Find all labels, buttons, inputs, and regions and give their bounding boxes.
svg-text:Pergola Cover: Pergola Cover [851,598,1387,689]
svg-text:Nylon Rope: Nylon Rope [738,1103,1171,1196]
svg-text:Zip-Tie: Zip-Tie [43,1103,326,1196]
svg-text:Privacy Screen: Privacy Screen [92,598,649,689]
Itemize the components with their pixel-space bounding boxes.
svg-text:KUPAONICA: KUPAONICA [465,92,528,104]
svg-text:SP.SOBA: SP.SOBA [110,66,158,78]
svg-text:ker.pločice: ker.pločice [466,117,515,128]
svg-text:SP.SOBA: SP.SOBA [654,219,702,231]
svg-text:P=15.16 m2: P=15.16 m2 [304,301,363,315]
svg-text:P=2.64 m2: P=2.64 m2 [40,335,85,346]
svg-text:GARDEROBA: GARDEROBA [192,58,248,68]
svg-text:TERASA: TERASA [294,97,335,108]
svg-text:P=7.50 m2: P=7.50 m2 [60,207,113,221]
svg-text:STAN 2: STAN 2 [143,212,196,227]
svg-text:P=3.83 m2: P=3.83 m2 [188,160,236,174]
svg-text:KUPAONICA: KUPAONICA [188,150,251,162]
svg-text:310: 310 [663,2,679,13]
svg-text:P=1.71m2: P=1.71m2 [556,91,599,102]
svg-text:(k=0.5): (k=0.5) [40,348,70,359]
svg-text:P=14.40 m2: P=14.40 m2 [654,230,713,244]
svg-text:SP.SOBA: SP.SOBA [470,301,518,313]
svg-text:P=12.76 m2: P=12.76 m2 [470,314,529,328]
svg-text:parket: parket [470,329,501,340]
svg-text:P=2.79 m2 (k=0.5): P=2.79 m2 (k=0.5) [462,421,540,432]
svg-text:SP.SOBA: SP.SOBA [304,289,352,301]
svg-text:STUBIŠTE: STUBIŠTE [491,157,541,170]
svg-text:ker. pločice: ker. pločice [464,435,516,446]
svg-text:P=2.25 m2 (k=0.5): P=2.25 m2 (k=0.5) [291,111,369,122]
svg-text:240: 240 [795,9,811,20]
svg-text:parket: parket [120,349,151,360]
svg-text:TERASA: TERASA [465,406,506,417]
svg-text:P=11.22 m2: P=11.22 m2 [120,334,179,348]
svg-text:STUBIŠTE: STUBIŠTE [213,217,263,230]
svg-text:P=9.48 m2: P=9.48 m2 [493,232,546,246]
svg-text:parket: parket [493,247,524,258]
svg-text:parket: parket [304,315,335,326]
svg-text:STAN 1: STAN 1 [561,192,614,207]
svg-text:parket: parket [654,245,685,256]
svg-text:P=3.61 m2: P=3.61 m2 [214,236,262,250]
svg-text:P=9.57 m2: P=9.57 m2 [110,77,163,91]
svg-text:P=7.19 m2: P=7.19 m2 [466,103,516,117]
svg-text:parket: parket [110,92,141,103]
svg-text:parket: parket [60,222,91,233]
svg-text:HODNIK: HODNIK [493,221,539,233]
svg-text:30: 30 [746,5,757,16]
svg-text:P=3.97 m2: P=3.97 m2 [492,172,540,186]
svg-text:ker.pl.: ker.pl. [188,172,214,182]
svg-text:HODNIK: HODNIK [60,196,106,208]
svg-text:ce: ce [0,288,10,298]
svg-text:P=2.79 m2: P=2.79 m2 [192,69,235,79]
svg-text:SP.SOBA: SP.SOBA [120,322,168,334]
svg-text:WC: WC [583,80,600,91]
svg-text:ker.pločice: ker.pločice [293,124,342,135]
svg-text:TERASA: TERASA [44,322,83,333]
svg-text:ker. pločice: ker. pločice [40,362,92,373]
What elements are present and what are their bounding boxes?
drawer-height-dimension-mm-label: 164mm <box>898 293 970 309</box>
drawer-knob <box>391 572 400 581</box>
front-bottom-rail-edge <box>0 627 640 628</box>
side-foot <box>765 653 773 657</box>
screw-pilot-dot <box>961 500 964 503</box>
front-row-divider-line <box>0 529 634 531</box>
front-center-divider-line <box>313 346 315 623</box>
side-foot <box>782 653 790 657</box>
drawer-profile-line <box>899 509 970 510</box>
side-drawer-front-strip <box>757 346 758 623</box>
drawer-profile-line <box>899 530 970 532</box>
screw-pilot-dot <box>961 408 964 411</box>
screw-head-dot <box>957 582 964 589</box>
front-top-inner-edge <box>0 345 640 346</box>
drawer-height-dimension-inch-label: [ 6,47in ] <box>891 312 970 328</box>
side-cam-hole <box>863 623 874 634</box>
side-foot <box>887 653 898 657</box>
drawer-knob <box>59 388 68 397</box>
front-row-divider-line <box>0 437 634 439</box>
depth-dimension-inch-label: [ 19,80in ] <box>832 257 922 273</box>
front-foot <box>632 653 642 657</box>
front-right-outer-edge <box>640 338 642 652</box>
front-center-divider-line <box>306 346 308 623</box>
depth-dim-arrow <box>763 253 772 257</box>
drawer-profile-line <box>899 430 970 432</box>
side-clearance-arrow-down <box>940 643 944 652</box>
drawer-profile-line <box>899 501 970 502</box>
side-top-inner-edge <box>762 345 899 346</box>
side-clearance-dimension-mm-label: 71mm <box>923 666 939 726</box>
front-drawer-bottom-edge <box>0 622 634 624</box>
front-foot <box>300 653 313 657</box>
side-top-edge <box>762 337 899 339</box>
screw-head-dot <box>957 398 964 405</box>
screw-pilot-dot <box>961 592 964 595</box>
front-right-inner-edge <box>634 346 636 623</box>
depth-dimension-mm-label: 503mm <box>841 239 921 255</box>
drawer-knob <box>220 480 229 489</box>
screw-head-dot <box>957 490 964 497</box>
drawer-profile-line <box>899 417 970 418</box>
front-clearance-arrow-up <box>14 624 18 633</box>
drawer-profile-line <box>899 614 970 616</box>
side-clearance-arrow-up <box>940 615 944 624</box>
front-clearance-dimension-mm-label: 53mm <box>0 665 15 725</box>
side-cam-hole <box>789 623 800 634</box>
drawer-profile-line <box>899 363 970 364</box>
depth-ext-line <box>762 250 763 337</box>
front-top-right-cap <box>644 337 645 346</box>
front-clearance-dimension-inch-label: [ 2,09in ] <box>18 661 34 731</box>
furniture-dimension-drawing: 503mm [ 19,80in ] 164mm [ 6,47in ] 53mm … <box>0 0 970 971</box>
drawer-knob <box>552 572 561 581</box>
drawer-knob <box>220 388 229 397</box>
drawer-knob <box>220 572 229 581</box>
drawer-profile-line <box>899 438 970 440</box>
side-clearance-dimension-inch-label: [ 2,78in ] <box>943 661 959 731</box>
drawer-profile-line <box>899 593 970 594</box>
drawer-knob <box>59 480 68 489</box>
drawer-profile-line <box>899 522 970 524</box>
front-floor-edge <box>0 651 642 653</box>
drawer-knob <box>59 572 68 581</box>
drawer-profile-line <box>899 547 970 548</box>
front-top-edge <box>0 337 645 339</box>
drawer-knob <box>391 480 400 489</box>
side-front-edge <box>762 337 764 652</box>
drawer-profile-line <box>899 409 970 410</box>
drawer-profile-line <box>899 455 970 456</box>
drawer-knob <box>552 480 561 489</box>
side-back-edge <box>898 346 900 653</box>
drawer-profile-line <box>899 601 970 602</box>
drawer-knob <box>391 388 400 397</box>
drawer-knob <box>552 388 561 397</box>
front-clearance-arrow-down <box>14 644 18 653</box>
•••••
Edit all of the records by replacing every "drawer-knob" with "drawer-pull", leaving everything else unchanged.

Response for this exercise =>
Find all labels, buttons, inputs, and regions and give their bounding boxes.
svg-text:Pergola Cover: Pergola Cover [851,598,1387,689]
svg-text:Nylon Rope: Nylon Rope [738,1103,1171,1196]
svg-text:Zip-Tie: Zip-Tie [43,1103,326,1196]
svg-text:Privacy Screen: Privacy Screen [92,598,649,689]
Itemize the components with their pixel-space bounding boxes.
svg-text:KUPAONICA: KUPAONICA [465,92,528,104]
svg-text:SP.SOBA: SP.SOBA [110,66,158,78]
svg-text:ker.pločice: ker.pločice [466,117,515,128]
svg-text:SP.SOBA: SP.SOBA [654,219,702,231]
svg-text:P=15.16 m2: P=15.16 m2 [304,301,363,315]
svg-text:P=2.64 m2: P=2.64 m2 [40,335,85,346]
svg-text:GARDEROBA: GARDEROBA [192,58,248,68]
svg-text:TERASA: TERASA [294,97,335,108]
svg-text:P=7.50 m2: P=7.50 m2 [60,207,113,221]
svg-text:STAN 2: STAN 2 [143,212,196,227]
svg-text:P=3.83 m2: P=3.83 m2 [188,160,236,174]
svg-text:KUPAONICA: KUPAONICA [188,150,251,162]
svg-text:310: 310 [663,2,679,13]
svg-text:P=1.71m2: P=1.71m2 [556,91,599,102]
svg-text:(k=0.5): (k=0.5) [40,348,70,359]
svg-text:P=14.40 m2: P=14.40 m2 [654,230,713,244]
svg-text:SP.SOBA: SP.SOBA [470,301,518,313]
svg-text:P=12.76 m2: P=12.76 m2 [470,314,529,328]
svg-text:parket: parket [470,329,501,340]
svg-text:P=2.79 m2 (k=0.5): P=2.79 m2 (k=0.5) [462,421,540,432]
svg-text:SP.SOBA: SP.SOBA [304,289,352,301]
svg-text:STUBIŠTE: STUBIŠTE [491,157,541,170]
svg-text:ker. pločice: ker. pločice [464,435,516,446]
svg-text:P=2.25 m2 (k=0.5): P=2.25 m2 (k=0.5) [291,111,369,122]
svg-text:240: 240 [795,9,811,20]
svg-text:parket: parket [120,349,151,360]
svg-text:TERASA: TERASA [465,406,506,417]
svg-text:P=11.22 m2: P=11.22 m2 [120,334,179,348]
svg-text:STUBIŠTE: STUBIŠTE [213,217,263,230]
svg-text:P=9.48 m2: P=9.48 m2 [493,232,546,246]
svg-text:parket: parket [493,247,524,258]
svg-text:parket: parket [304,315,335,326]
svg-text:STAN 1: STAN 1 [561,192,614,207]
svg-text:parket: parket [654,245,685,256]
svg-text:P=3.61 m2: P=3.61 m2 [214,236,262,250]
svg-text:P=9.57 m2: P=9.57 m2 [110,77,163,91]
svg-text:P=7.19 m2: P=7.19 m2 [466,103,516,117]
svg-text:parket: parket [110,92,141,103]
svg-text:parket: parket [60,222,91,233]
svg-text:HODNIK: HODNIK [493,221,539,233]
svg-text:30: 30 [746,5,757,16]
svg-text:P=3.97 m2: P=3.97 m2 [492,172,540,186]
svg-text:ker.pl.: ker.pl. [188,172,214,182]
svg-text:HODNIK: HODNIK [60,196,106,208]
svg-text:ce: ce [0,288,10,298]
svg-text:P=2.79 m2: P=2.79 m2 [192,69,235,79]
svg-text:SP.SOBA: SP.SOBA [120,322,168,334]
svg-text:WC: WC [583,80,600,91]
svg-text:ker.pločice: ker.pločice [293,124,342,135]
svg-text:TERASA: TERASA [44,322,83,333]
svg-text:ker. pločice: ker. pločice [40,362,92,373]
What elements are present and what are their bounding boxes?
drawer-height-dimension-mm-label: 164mm <box>898 293 970 309</box>
drawer-pull <box>391 572 400 581</box>
front-bottom-rail-edge <box>0 627 640 628</box>
side-foot <box>765 653 773 657</box>
screw-pilot-dot <box>961 500 964 503</box>
front-row-divider-line <box>0 529 634 531</box>
front-center-divider-line <box>313 346 315 623</box>
side-foot <box>782 653 790 657</box>
drawer-profile-line <box>899 509 970 510</box>
side-drawer-front-strip <box>757 346 758 623</box>
drawer-profile-line <box>899 530 970 532</box>
screw-pilot-dot <box>961 408 964 411</box>
screw-head-dot <box>957 582 964 589</box>
front-top-inner-edge <box>0 345 640 346</box>
drawer-height-dimension-inch-label: [ 6,47in ] <box>891 312 970 328</box>
side-cam-hole <box>863 623 874 634</box>
side-foot <box>887 653 898 657</box>
drawer-pull <box>59 388 68 397</box>
front-row-divider-line <box>0 437 634 439</box>
depth-dimension-inch-label: [ 19,80in ] <box>832 257 922 273</box>
front-foot <box>632 653 642 657</box>
front-right-outer-edge <box>640 338 642 652</box>
front-center-divider-line <box>306 346 308 623</box>
depth-dim-arrow <box>763 253 772 257</box>
drawer-profile-line <box>899 430 970 432</box>
side-clearance-arrow-down <box>940 643 944 652</box>
drawer-profile-line <box>899 501 970 502</box>
side-top-inner-edge <box>762 345 899 346</box>
side-clearance-dimension-mm-label: 71mm <box>923 666 939 726</box>
front-drawer-bottom-edge <box>0 622 634 624</box>
front-foot <box>300 653 313 657</box>
side-top-edge <box>762 337 899 339</box>
screw-head-dot <box>957 398 964 405</box>
screw-pilot-dot <box>961 592 964 595</box>
front-right-inner-edge <box>634 346 636 623</box>
depth-dimension-mm-label: 503mm <box>841 239 921 255</box>
drawer-pull <box>220 480 229 489</box>
screw-head-dot <box>957 490 964 497</box>
drawer-profile-line <box>899 417 970 418</box>
front-clearance-arrow-up <box>14 624 18 633</box>
drawer-profile-line <box>899 614 970 616</box>
side-clearance-arrow-up <box>940 615 944 624</box>
front-clearance-dimension-mm-label: 53mm <box>0 665 15 725</box>
side-cam-hole <box>789 623 800 634</box>
drawer-profile-line <box>899 363 970 364</box>
depth-ext-line <box>762 250 763 337</box>
front-top-right-cap <box>644 337 645 346</box>
front-clearance-dimension-inch-label: [ 2,09in ] <box>18 661 34 731</box>
furniture-dimension-drawing: 503mm [ 19,80in ] 164mm [ 6,47in ] 53mm … <box>0 0 970 971</box>
drawer-pull <box>552 572 561 581</box>
drawer-pull <box>220 388 229 397</box>
drawer-pull <box>220 572 229 581</box>
drawer-profile-line <box>899 438 970 440</box>
side-clearance-dimension-inch-label: [ 2,78in ] <box>943 661 959 731</box>
drawer-profile-line <box>899 593 970 594</box>
drawer-pull <box>59 480 68 489</box>
drawer-profile-line <box>899 522 970 524</box>
front-floor-edge <box>0 651 642 653</box>
drawer-pull <box>59 572 68 581</box>
drawer-profile-line <box>899 547 970 548</box>
front-top-edge <box>0 337 645 339</box>
drawer-pull <box>391 480 400 489</box>
side-front-edge <box>762 337 764 652</box>
drawer-profile-line <box>899 409 970 410</box>
drawer-profile-line <box>899 455 970 456</box>
drawer-pull <box>552 480 561 489</box>
side-back-edge <box>898 346 900 653</box>
drawer-profile-line <box>899 601 970 602</box>
drawer-pull <box>391 388 400 397</box>
drawer-pull <box>552 388 561 397</box>
front-clearance-arrow-down <box>14 644 18 653</box>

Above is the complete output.